* Begin Supplied material *
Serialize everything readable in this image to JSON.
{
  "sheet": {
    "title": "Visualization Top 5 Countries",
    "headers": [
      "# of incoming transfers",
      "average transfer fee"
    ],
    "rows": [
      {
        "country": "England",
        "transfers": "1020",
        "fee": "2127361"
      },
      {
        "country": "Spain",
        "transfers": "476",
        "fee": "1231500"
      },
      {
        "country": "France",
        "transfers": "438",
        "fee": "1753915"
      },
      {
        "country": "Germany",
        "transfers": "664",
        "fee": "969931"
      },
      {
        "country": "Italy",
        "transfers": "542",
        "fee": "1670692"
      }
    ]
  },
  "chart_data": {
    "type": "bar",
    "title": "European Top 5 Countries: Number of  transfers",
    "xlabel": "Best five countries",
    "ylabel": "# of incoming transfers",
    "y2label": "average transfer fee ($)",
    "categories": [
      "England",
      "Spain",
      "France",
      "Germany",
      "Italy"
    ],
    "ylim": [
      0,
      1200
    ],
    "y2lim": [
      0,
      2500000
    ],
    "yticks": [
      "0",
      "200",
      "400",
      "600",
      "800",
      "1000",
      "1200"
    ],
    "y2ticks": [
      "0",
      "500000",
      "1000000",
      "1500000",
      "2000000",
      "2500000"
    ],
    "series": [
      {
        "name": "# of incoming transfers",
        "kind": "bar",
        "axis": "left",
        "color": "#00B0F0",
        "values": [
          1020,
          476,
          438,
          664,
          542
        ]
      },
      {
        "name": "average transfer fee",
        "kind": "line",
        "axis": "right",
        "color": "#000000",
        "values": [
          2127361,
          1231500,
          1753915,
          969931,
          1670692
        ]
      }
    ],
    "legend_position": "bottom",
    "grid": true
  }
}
* End Supplied material *
▶ _Aim_:
Check each line of the records for the word "title", and show the lines that contain it.

▶ _Output of the task_:
    "title": "Visualization Top 5 Countries",
    "title": "European Top 5 Countries: Number of  transfers",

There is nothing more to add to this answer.